Task inputs =>

________________________

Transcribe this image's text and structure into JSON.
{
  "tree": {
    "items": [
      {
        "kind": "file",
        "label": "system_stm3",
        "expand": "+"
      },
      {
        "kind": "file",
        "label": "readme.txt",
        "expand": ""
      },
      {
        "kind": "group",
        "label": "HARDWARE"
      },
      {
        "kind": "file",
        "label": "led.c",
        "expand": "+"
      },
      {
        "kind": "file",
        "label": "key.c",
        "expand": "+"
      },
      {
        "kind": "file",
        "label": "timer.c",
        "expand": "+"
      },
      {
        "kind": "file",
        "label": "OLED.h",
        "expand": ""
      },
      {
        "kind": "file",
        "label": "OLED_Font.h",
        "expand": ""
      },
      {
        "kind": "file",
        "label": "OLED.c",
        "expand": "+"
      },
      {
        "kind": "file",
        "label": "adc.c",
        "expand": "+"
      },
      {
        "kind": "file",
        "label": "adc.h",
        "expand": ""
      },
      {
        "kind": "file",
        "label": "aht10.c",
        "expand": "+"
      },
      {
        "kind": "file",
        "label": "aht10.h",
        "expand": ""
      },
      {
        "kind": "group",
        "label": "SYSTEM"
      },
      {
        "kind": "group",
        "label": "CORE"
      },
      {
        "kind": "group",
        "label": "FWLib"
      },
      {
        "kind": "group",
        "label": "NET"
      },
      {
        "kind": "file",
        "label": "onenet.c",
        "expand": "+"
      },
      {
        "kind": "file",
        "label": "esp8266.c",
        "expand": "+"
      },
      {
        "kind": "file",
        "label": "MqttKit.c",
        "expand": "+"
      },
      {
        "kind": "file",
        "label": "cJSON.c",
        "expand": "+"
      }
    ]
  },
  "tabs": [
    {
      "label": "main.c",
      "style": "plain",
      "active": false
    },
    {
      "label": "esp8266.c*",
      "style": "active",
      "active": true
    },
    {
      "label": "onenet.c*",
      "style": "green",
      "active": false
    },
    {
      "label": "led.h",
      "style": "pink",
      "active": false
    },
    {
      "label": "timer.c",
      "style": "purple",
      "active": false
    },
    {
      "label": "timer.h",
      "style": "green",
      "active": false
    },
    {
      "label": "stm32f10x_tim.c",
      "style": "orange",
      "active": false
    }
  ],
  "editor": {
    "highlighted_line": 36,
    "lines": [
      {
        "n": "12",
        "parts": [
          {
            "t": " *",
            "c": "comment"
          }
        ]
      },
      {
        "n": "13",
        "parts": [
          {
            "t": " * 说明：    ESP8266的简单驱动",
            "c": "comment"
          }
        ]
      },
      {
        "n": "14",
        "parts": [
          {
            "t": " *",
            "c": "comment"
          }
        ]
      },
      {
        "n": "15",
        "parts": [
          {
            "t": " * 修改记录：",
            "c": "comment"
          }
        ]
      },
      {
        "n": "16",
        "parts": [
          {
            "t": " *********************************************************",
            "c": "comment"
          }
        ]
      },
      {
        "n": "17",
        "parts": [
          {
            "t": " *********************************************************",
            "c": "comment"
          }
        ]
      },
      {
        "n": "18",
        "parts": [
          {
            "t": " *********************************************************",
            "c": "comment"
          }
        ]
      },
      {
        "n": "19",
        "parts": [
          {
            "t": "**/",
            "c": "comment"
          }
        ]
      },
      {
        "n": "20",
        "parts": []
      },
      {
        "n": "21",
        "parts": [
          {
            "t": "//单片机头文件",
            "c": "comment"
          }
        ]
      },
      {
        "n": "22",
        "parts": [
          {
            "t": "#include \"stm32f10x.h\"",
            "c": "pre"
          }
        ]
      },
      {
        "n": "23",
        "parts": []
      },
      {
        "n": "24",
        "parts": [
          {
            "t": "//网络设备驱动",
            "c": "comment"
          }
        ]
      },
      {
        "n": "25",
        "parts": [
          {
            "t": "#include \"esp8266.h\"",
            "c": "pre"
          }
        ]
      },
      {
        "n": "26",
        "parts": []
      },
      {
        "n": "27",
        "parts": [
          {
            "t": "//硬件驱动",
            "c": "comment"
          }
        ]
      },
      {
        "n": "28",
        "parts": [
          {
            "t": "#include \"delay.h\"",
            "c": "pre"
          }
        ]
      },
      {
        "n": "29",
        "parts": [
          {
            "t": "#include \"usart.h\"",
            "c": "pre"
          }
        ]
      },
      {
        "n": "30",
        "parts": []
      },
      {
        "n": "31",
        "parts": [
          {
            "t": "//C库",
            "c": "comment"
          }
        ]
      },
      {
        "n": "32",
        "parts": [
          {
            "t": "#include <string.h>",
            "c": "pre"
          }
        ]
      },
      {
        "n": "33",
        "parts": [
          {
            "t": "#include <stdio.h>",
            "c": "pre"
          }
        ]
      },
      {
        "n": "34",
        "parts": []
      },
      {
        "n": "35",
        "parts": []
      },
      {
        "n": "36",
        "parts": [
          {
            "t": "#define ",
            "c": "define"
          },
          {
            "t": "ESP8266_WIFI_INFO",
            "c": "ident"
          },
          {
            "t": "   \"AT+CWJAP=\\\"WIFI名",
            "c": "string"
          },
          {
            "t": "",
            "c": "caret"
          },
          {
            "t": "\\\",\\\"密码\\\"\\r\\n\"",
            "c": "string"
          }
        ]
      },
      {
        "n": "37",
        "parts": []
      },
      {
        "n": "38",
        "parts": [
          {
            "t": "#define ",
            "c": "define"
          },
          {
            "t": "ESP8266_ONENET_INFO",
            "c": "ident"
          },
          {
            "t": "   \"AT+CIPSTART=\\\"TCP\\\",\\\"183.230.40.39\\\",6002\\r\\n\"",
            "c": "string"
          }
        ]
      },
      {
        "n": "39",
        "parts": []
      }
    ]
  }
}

________________________

Written instruction =>
Extract the full set of entries word for word.

Written answer =>
Transcribe this image's text and structure into JSON.
{
  "tree": {
    "items": [
      {
        "kind": "file",
        "label": "system_stm3",
        "expand": "+"
      },
      {
        "kind": "file",
        "label": "readme.txt",
        "expand": ""
      },
      {
        "kind": "group",
        "label": "HARDWARE"
      },
      {
        "kind": "file",
        "label": "led.c",
        "expand": "+"
      },
      {
        "kind": "file",
        "label": "key.c",
        "expand": "+"
      },
      {
        "kind": "file",
        "label": "timer.c",
        "expand": "+"
      },
      {
        "kind": "file",
        "label": "OLED.h",
        "expand": ""
      },
      {
        "kind": "file",
        "label": "OLED_Font.h",
        "expand": ""
      },
      {
        "kind": "file",
        "label": "OLED.c",
        "expand": "+"
      },
      {
        "kind": "file",
        "label": "adc.c",
        "expand": "+"
      },
      {
        "kind": "file",
        "label": "adc.h",
        "expand": ""
      },
      {
        "kind": "file",
        "label": "aht10.c",
        "expand": "+"
      },
      {
        "kind": "file",
        "label": "aht10.h",
        "expand": ""
      },
      {
        "kind": "group",
        "label": "SYSTEM"
      },
      {
        "kind": "group",
        "label": "CORE"
      },
      {
        "kind": "group",
        "label": "FWLib"
      },
      {
        "kind": "group",
        "label": "NET"
      },
      {
        "kind": "file",
        "label": "onenet.c",
        "expand": "+"
      },
      {
        "kind": "file",
        "label": "esp8266.c",
        "expand": "+"
      },
      {
        "kind": "file",
        "label": "MqttKit.c",
        "expand": "+"
      },
      {
        "kind": "file",
        "label": "cJSON.c",
        "expand": "+"
      }
    ]
  },
  "tabs": [
    {
      "label": "main.c",
      "style": "plain",
      "active": false
    },
    {
      "label": "esp8266.c*",
      "style": "active",
      "active": true
    },
    {
      "label": "onenet.c*",
      "style": "green",
      "active": false
    },
    {
      "label": "led.h",
      "style": "pink",
      "active": false
    },
    {
      "label": "timer.c",
      "style": "purple",
      "active": false
    },
    {
      "label": "timer.h",
      "style": "green",
      "active": false
    },
    {
      "label": "stm32f10x_tim.c",
      "style": "orange",
      "active": false
    }
  ],
  "editor": {
    "highlighted_line": 36,
    "lines": [
      {
        "n": "12",
        "parts": [
          {
            "t": " *",
            "c": "comment"
          }
        ]
      },
      {
        "n": "13",
        "parts": [
          {
            "t": " * 说明：    ESP8266的简单驱动",
            "c": "comment"
          }
        ]
      },
      {
        "n": "14",
        "parts": [
          {
            "t": " *",
            "c": "comment"
          }
        ]
      },
      {
        "n": "15",
        "parts": [
          {
            "t": " * 修改记录：",
            "c": "comment"
          }
        ]
      },
      {
        "n": "16",
        "parts": [
          {
            "t": " *********************************************************",
            "c": "comment"
          }
        ]
      },
      {
        "n": "17",
        "parts": [
          {
            "t": " *********************************************************",
            "c": "comment"
          }
        ]
      },
      {
        "n": "18",
        "parts": [
          {
            "t": " *********************************************************",
            "c": "comment"
          }
        ]
      },
      {
        "n": "19",
        "parts": [
          {
            "t": "**/",
            "c": "comment"
          }
        ]
      },
      {
        "n": "20",
        "parts": []
      },
      {
        "n": "21",
        "parts": [
          {
            "t": "//单片机头文件",
            "c": "comment"
          }
        ]
      },
      {
        "n": "22",
        "parts": [
          {
            "t": "#include \"stm32f10x.h\"",
            "c": "pre"
          }
        ]
      },
      {
        "n": "23",
        "parts": []
      },
      {
        "n": "24",
        "parts": [
          {
            "t": "//网络设备驱动",
            "c": "comment"
          }
        ]
      },
      {
        "n": "25",
        "parts": [
          {
            "t": "#include \"esp8266.h\"",
            "c": "pre"
          }
        ]
      },
      {
        "n": "26",
        "parts": []
      },
      {
        "n": "27",
        "parts": [
          {
            "t": "//硬件驱动",
            "c": "comment"
          }
        ]
      },
      {
        "n": "28",
        "parts": [
          {
            "t": "#include \"delay.h\"",
            "c": "pre"
          }
        ]
      },
      {
        "n": "29",
        "parts": [
          {
            "t": "#include \"usart.h\"",
            "c": "pre"
          }
        ]
      },
      {
        "n": "30",
        "parts": []
      },
      {
        "n": "31",
        "parts": [
          {
            "t": "//C库",
            "c": "comment"
          }
        ]
      },
      {
        "n": "32",
        "parts": [
          {
            "t": "#include <string.h>",
            "c": "pre"
          }
        ]
      },
      {
        "n": "33",
        "parts": [
          {
            "t": "#include <stdio.h>",
            "c": "pre"
          }
        ]
      },
      {
        "n": "34",
        "parts": []
      },
      {
        "n": "35",
        "parts": []
      },
      {
        "n": "36",
        "parts": [
          {
            "t": "#define ",
            "c": "define"
          },
          {
            "t": "ESP8266_WIFI_INFO",
            "c": "ident"
          },
          {
            "t": "   \"AT+CWJAP=\\\"WIFI名",
            "c": "string"
          },
          {
            "t": "",
            "c": "caret"
          },
          {
            "t": "\\\",\\\"密码\\\"\\r\\n\"",
            "c": "string"
          }
        ]
      },
      {
        "n": "37",
        "parts": []
      },
      {
        "n": "38",
        "parts": [
          {
            "t": "#define ",
            "c": "define"
          },
          {
            "t": "ESP8266_ONENET_INFO",
            "c": "ident"
          },
          {
            "t": "   \"AT+CIPSTART=\\\"TCP\\\",\\\"183.230.40.39\\\",6002\\r\\n\"",
            "c": "string"
          }
        ]
      },
      {
        "n": "39",
        "parts": []
      }
    ]
  }
}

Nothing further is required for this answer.